WHAT TO DO.
Return all lines below containing the word "number".

......

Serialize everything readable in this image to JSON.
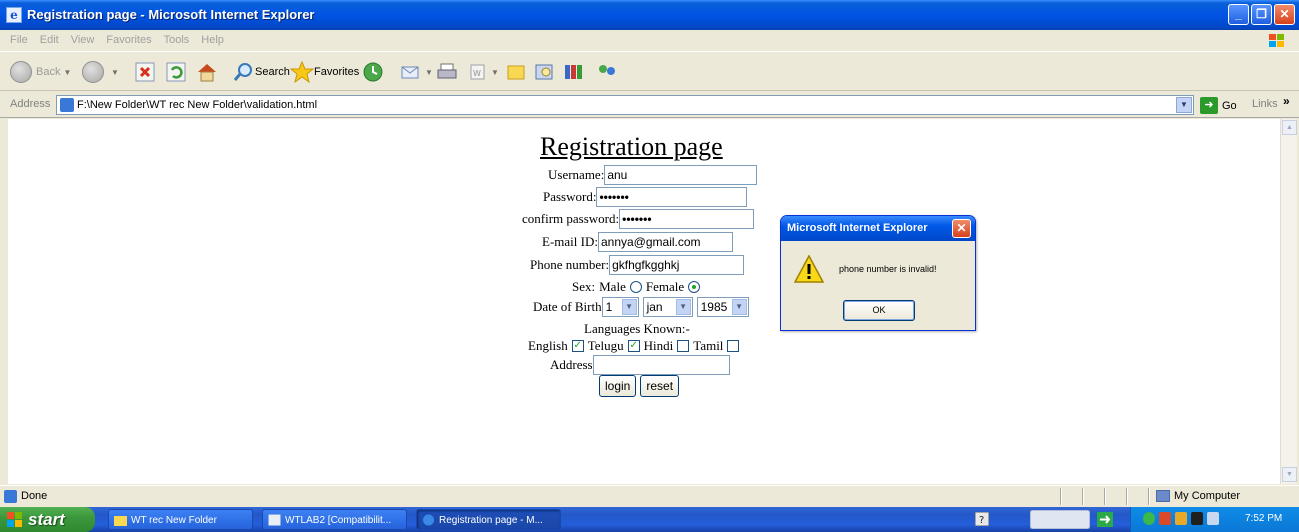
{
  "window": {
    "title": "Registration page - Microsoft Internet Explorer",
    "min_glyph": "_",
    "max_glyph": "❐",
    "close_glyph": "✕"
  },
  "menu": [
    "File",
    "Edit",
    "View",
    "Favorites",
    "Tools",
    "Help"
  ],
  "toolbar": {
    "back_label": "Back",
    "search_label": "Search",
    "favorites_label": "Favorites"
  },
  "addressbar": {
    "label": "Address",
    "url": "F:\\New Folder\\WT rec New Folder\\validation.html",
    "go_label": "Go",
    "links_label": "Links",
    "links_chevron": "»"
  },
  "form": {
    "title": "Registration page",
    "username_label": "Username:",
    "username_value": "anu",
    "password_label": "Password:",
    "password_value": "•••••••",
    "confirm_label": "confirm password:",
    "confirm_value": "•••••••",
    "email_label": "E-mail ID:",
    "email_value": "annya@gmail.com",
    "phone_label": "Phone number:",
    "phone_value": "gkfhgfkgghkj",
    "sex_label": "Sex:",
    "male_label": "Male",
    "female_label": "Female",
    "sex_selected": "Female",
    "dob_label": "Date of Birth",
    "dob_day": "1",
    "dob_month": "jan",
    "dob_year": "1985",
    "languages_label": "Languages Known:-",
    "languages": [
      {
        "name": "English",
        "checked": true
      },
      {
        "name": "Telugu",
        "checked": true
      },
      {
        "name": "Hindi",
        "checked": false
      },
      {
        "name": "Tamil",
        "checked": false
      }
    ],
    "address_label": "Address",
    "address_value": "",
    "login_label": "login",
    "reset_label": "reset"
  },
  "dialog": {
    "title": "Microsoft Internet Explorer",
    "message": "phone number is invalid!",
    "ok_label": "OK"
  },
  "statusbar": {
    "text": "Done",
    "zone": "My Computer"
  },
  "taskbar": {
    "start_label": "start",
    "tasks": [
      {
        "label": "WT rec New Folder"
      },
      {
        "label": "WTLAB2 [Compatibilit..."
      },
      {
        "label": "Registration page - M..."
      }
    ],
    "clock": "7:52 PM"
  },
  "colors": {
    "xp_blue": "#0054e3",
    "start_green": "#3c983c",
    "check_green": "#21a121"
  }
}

......

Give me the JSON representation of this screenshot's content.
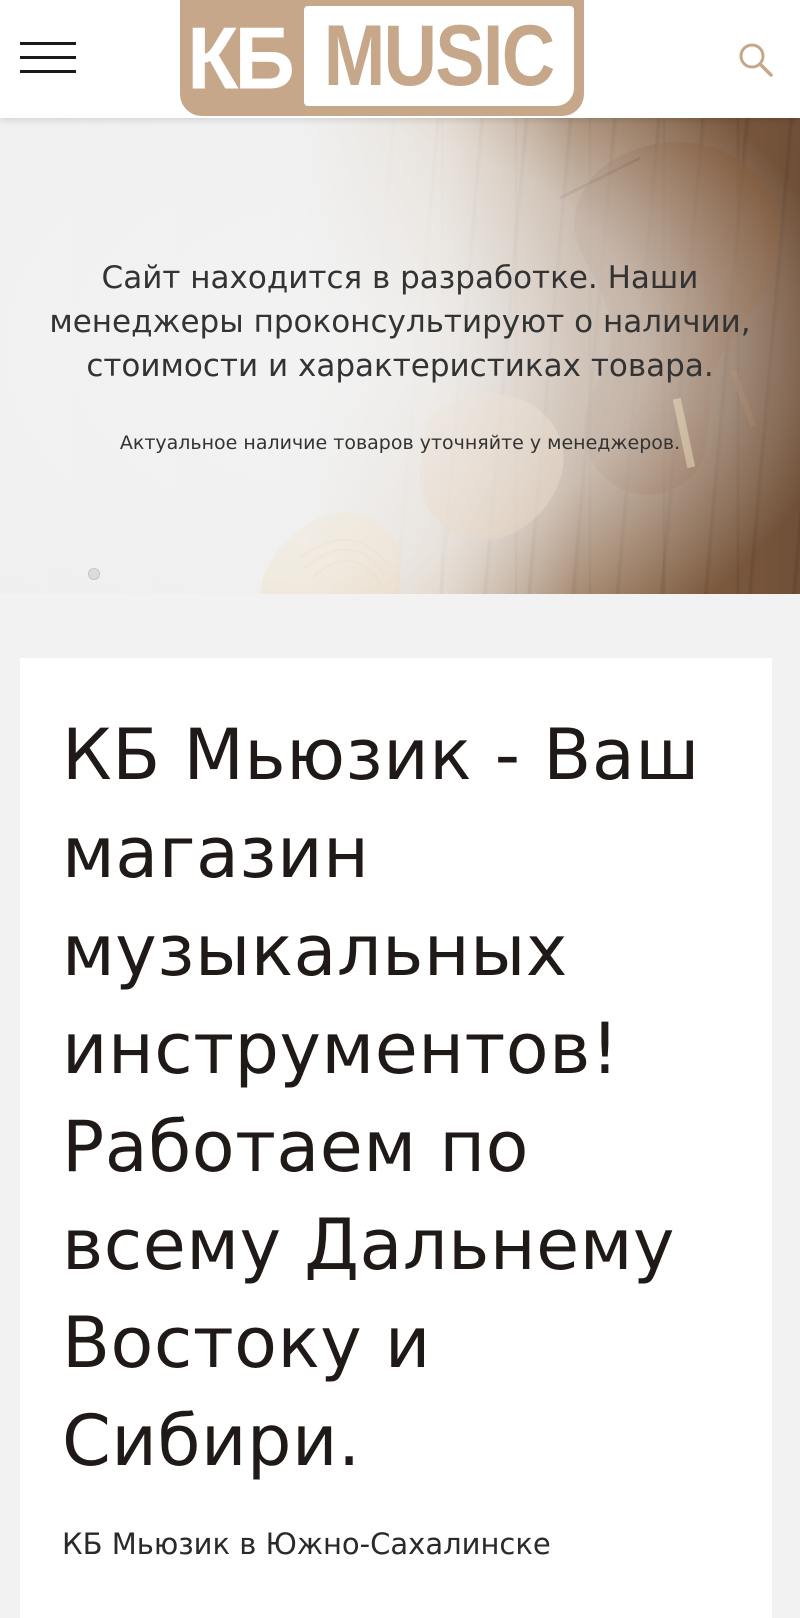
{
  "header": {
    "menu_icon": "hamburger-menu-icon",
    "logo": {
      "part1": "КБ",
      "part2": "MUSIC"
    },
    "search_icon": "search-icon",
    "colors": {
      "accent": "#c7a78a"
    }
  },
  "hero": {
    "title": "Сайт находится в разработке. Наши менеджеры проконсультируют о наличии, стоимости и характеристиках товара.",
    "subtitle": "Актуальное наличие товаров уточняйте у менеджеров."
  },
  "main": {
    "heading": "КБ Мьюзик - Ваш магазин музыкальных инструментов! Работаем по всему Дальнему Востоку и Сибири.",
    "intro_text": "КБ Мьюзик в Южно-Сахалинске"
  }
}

......

TASK RESULT.
    "phone_label": "Phone number:",
    "message": "phone number is invalid!",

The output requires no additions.